The task: All entries are to be quoted exactly; the images stay out of the copy.

Data excerpts
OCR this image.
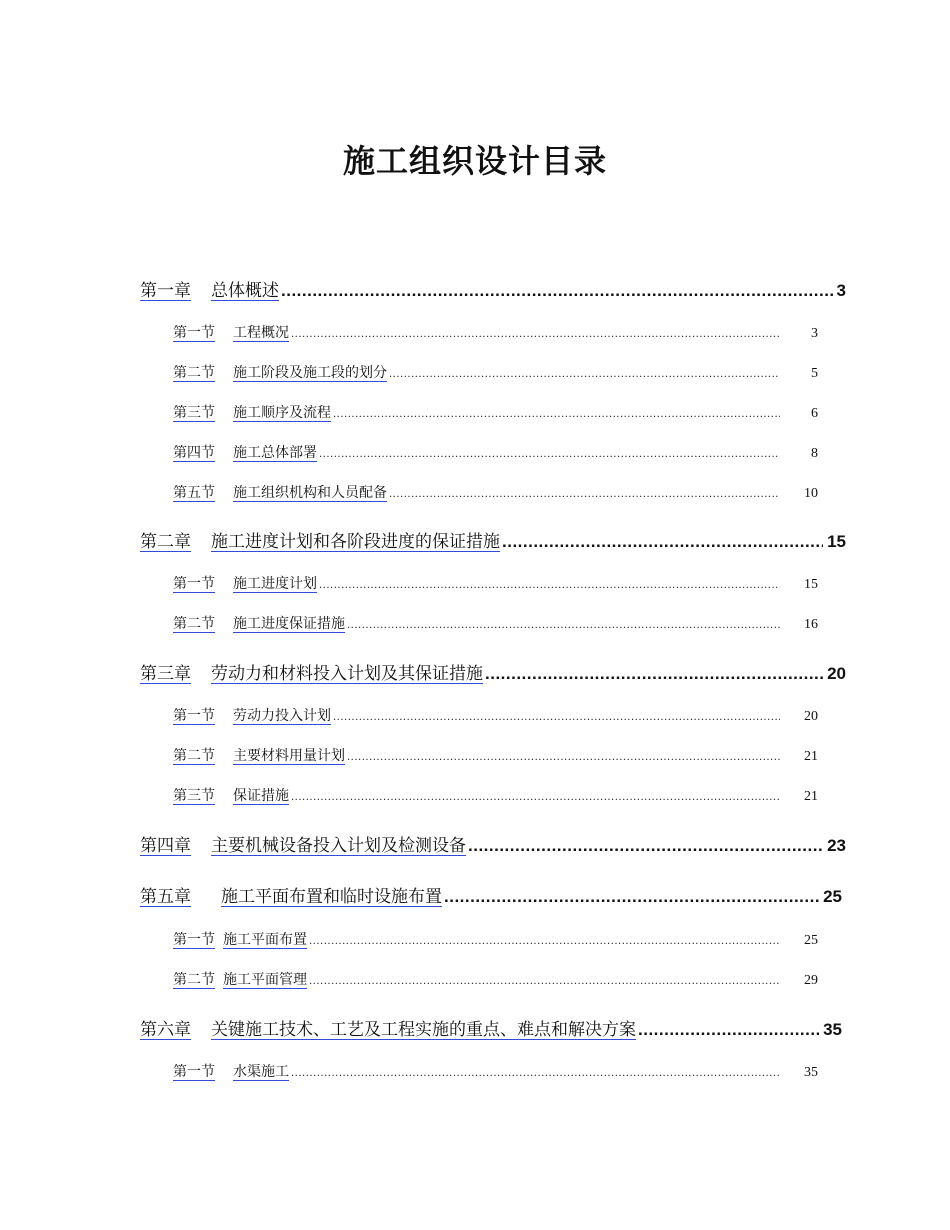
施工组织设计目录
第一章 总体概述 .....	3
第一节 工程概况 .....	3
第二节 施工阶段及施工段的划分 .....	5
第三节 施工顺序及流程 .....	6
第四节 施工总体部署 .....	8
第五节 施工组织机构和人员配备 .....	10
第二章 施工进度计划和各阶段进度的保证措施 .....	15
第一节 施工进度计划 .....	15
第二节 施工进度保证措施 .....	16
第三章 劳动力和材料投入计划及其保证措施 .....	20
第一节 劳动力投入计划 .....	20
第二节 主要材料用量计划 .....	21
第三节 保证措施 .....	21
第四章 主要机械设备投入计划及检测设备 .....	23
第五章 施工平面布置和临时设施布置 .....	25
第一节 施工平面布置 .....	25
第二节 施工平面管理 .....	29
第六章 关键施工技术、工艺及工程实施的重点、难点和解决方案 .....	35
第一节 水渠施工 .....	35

Complete answer:
OCR this image.
施工组织设计目录
第一章 总体概述 .....	3
第一节 工程概况 .....	3
第二节 施工阶段及施工段的划分 .....	5
第三节 施工顺序及流程 .....	6
第四节 施工总体部署 .....	8
第五节 施工组织机构和人员配备 .....	10
第二章 施工进度计划和各阶段进度的保证措施 .....	15
第一节 施工进度计划 .....	15
第二节 施工进度保证措施 .....	16
第三章 劳动力和材料投入计划及其保证措施 .....	20
第一节 劳动力投入计划 .....	20
第二节 主要材料用量计划 .....	21
第三节 保证措施 .....	21
第四章 主要机械设备投入计划及检测设备 .....	23
第五章 施工平面布置和临时设施布置 .....	25
第一节 施工平面布置 .....	25
第二节 施工平面管理 .....	29
第六章 关键施工技术、工艺及工程实施的重点、难点和解决方案 .....	35
第一节 水渠施工 .....	35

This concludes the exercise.